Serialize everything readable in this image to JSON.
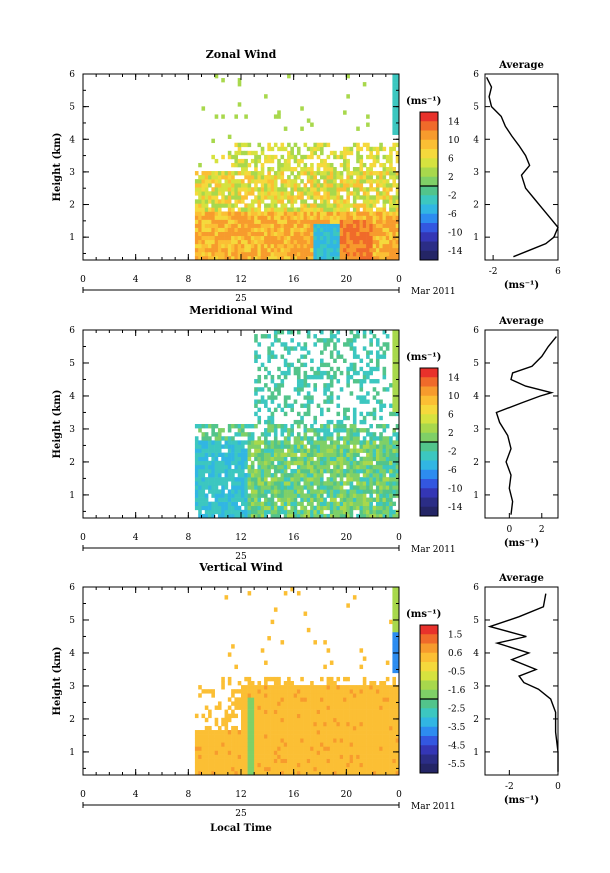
{
  "chart_data": [
    {
      "type": "heatmap",
      "title": "Zonal Wind",
      "ylabel": "Height (km)",
      "xlabel": "",
      "xlim": [
        0,
        24
      ],
      "ylim": [
        0.3,
        6
      ],
      "xticks": [
        "0",
        "4",
        "8",
        "12",
        "16",
        "20",
        "0"
      ],
      "yticks": [
        "1",
        "2",
        "3",
        "4",
        "5",
        "6"
      ],
      "date_day": "25",
      "date_month": "Mar 2011",
      "colorbar": {
        "unit_label": "(ms⁻¹)",
        "ticks": [
          "14",
          "10",
          "6",
          "2",
          "-2",
          "-6",
          "-10",
          "-14"
        ]
      },
      "profile": {
        "title": "Average",
        "xlabel": "(ms⁻¹)",
        "xticks": [
          "-2",
          "6"
        ],
        "x_range": [
          -3,
          6
        ],
        "points": [
          [
            0.5,
            0.4
          ],
          [
            2.5,
            0.6
          ],
          [
            4.5,
            0.8
          ],
          [
            5.5,
            1.0
          ],
          [
            6,
            1.3
          ],
          [
            5,
            1.6
          ],
          [
            4,
            1.9
          ],
          [
            3,
            2.2
          ],
          [
            2,
            2.5
          ],
          [
            1.5,
            2.9
          ],
          [
            2.5,
            3.2
          ],
          [
            2,
            3.5
          ],
          [
            1.2,
            3.8
          ],
          [
            0.3,
            4.1
          ],
          [
            -0.5,
            4.4
          ],
          [
            -1,
            4.7
          ],
          [
            -2.2,
            5.0
          ],
          [
            -2.5,
            5.3
          ],
          [
            -2.2,
            5.6
          ],
          [
            -2.8,
            5.9
          ]
        ]
      },
      "show_local_time": false
    },
    {
      "type": "heatmap",
      "title": "Meridional Wind",
      "ylabel": "Height (km)",
      "xlabel": "",
      "xlim": [
        0,
        24
      ],
      "ylim": [
        0.3,
        6
      ],
      "xticks": [
        "0",
        "4",
        "8",
        "12",
        "16",
        "20",
        "0"
      ],
      "yticks": [
        "1",
        "2",
        "3",
        "4",
        "5",
        "6"
      ],
      "date_day": "25",
      "date_month": "Mar 2011",
      "colorbar": {
        "unit_label": "(ms⁻¹)",
        "ticks": [
          "14",
          "10",
          "6",
          "2",
          "-2",
          "-6",
          "-10",
          "-14"
        ]
      },
      "profile": {
        "title": "Average",
        "xlabel": "(ms⁻¹)",
        "xticks": [
          "0",
          "2"
        ],
        "x_range": [
          -1.5,
          3
        ],
        "points": [
          [
            0.1,
            0.4
          ],
          [
            0.2,
            0.8
          ],
          [
            0,
            1.2
          ],
          [
            0.1,
            1.6
          ],
          [
            -0.2,
            2.0
          ],
          [
            0.1,
            2.4
          ],
          [
            -0.1,
            2.8
          ],
          [
            -0.6,
            3.2
          ],
          [
            -0.8,
            3.5
          ],
          [
            0.8,
            3.8
          ],
          [
            1.9,
            4.0
          ],
          [
            2.6,
            4.1
          ],
          [
            1.0,
            4.3
          ],
          [
            0.1,
            4.5
          ],
          [
            0.2,
            4.7
          ],
          [
            1.4,
            4.9
          ],
          [
            2.0,
            5.2
          ],
          [
            2.4,
            5.5
          ],
          [
            2.9,
            5.8
          ]
        ]
      },
      "show_local_time": false
    },
    {
      "type": "heatmap",
      "title": "Vertical Wind",
      "ylabel": "Height (km)",
      "xlabel": "Local Time",
      "xlim": [
        0,
        24
      ],
      "ylim": [
        0.3,
        6
      ],
      "xticks": [
        "0",
        "4",
        "8",
        "12",
        "16",
        "20",
        "0"
      ],
      "yticks": [
        "1",
        "2",
        "3",
        "4",
        "5",
        "6"
      ],
      "date_day": "25",
      "date_month": "Mar 2011",
      "colorbar": {
        "unit_label": "(ms⁻¹)",
        "ticks": [
          "1.5",
          "0.6",
          "-0.5",
          "-1.6",
          "-2.5",
          "-3.5",
          "-4.5",
          "-5.5"
        ]
      },
      "profile": {
        "title": "Average",
        "xlabel": "(ms⁻¹)",
        "xticks": [
          "-2",
          "0"
        ],
        "x_range": [
          -3,
          0
        ],
        "points": [
          [
            0,
            0.4
          ],
          [
            0,
            1.0
          ],
          [
            -0.1,
            1.6
          ],
          [
            -0.1,
            2.2
          ],
          [
            -0.3,
            2.6
          ],
          [
            -0.8,
            2.9
          ],
          [
            -1.4,
            3.1
          ],
          [
            -1.6,
            3.3
          ],
          [
            -0.9,
            3.5
          ],
          [
            -1.9,
            3.8
          ],
          [
            -1.2,
            4.0
          ],
          [
            -2.5,
            4.3
          ],
          [
            -1.3,
            4.5
          ],
          [
            -2.8,
            4.8
          ],
          [
            -1.6,
            5.1
          ],
          [
            -0.6,
            5.4
          ],
          [
            -0.5,
            5.8
          ]
        ]
      },
      "show_local_time": true
    }
  ]
}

GIVEN REQUEST:
What comes back should match the records exactly, minus any pictures.

WRITTEN RESPONSE:
Serialize everything readable in this image to JSON.
{
  "chart_data": [
    {
      "type": "heatmap",
      "title": "Zonal Wind",
      "ylabel": "Height (km)",
      "xlabel": "",
      "xlim": [
        0,
        24
      ],
      "ylim": [
        0.3,
        6
      ],
      "xticks": [
        "0",
        "4",
        "8",
        "12",
        "16",
        "20",
        "0"
      ],
      "yticks": [
        "1",
        "2",
        "3",
        "4",
        "5",
        "6"
      ],
      "date_day": "25",
      "date_month": "Mar 2011",
      "colorbar": {
        "unit_label": "(ms⁻¹)",
        "ticks": [
          "14",
          "10",
          "6",
          "2",
          "-2",
          "-6",
          "-10",
          "-14"
        ]
      },
      "profile": {
        "title": "Average",
        "xlabel": "(ms⁻¹)",
        "xticks": [
          "-2",
          "6"
        ],
        "x_range": [
          -3,
          6
        ],
        "points": [
          [
            0.5,
            0.4
          ],
          [
            2.5,
            0.6
          ],
          [
            4.5,
            0.8
          ],
          [
            5.5,
            1.0
          ],
          [
            6,
            1.3
          ],
          [
            5,
            1.6
          ],
          [
            4,
            1.9
          ],
          [
            3,
            2.2
          ],
          [
            2,
            2.5
          ],
          [
            1.5,
            2.9
          ],
          [
            2.5,
            3.2
          ],
          [
            2,
            3.5
          ],
          [
            1.2,
            3.8
          ],
          [
            0.3,
            4.1
          ],
          [
            -0.5,
            4.4
          ],
          [
            -1,
            4.7
          ],
          [
            -2.2,
            5.0
          ],
          [
            -2.5,
            5.3
          ],
          [
            -2.2,
            5.6
          ],
          [
            -2.8,
            5.9
          ]
        ]
      },
      "show_local_time": false
    },
    {
      "type": "heatmap",
      "title": "Meridional Wind",
      "ylabel": "Height (km)",
      "xlabel": "",
      "xlim": [
        0,
        24
      ],
      "ylim": [
        0.3,
        6
      ],
      "xticks": [
        "0",
        "4",
        "8",
        "12",
        "16",
        "20",
        "0"
      ],
      "yticks": [
        "1",
        "2",
        "3",
        "4",
        "5",
        "6"
      ],
      "date_day": "25",
      "date_month": "Mar 2011",
      "colorbar": {
        "unit_label": "(ms⁻¹)",
        "ticks": [
          "14",
          "10",
          "6",
          "2",
          "-2",
          "-6",
          "-10",
          "-14"
        ]
      },
      "profile": {
        "title": "Average",
        "xlabel": "(ms⁻¹)",
        "xticks": [
          "0",
          "2"
        ],
        "x_range": [
          -1.5,
          3
        ],
        "points": [
          [
            0.1,
            0.4
          ],
          [
            0.2,
            0.8
          ],
          [
            0,
            1.2
          ],
          [
            0.1,
            1.6
          ],
          [
            -0.2,
            2.0
          ],
          [
            0.1,
            2.4
          ],
          [
            -0.1,
            2.8
          ],
          [
            -0.6,
            3.2
          ],
          [
            -0.8,
            3.5
          ],
          [
            0.8,
            3.8
          ],
          [
            1.9,
            4.0
          ],
          [
            2.6,
            4.1
          ],
          [
            1.0,
            4.3
          ],
          [
            0.1,
            4.5
          ],
          [
            0.2,
            4.7
          ],
          [
            1.4,
            4.9
          ],
          [
            2.0,
            5.2
          ],
          [
            2.4,
            5.5
          ],
          [
            2.9,
            5.8
          ]
        ]
      },
      "show_local_time": false
    },
    {
      "type": "heatmap",
      "title": "Vertical Wind",
      "ylabel": "Height (km)",
      "xlabel": "Local Time",
      "xlim": [
        0,
        24
      ],
      "ylim": [
        0.3,
        6
      ],
      "xticks": [
        "0",
        "4",
        "8",
        "12",
        "16",
        "20",
        "0"
      ],
      "yticks": [
        "1",
        "2",
        "3",
        "4",
        "5",
        "6"
      ],
      "date_day": "25",
      "date_month": "Mar 2011",
      "colorbar": {
        "unit_label": "(ms⁻¹)",
        "ticks": [
          "1.5",
          "0.6",
          "-0.5",
          "-1.6",
          "-2.5",
          "-3.5",
          "-4.5",
          "-5.5"
        ]
      },
      "profile": {
        "title": "Average",
        "xlabel": "(ms⁻¹)",
        "xticks": [
          "-2",
          "0"
        ],
        "x_range": [
          -3,
          0
        ],
        "points": [
          [
            0,
            0.4
          ],
          [
            0,
            1.0
          ],
          [
            -0.1,
            1.6
          ],
          [
            -0.1,
            2.2
          ],
          [
            -0.3,
            2.6
          ],
          [
            -0.8,
            2.9
          ],
          [
            -1.4,
            3.1
          ],
          [
            -1.6,
            3.3
          ],
          [
            -0.9,
            3.5
          ],
          [
            -1.9,
            3.8
          ],
          [
            -1.2,
            4.0
          ],
          [
            -2.5,
            4.3
          ],
          [
            -1.3,
            4.5
          ],
          [
            -2.8,
            4.8
          ],
          [
            -1.6,
            5.1
          ],
          [
            -0.6,
            5.4
          ],
          [
            -0.5,
            5.8
          ]
        ]
      },
      "show_local_time": true
    }
  ]
}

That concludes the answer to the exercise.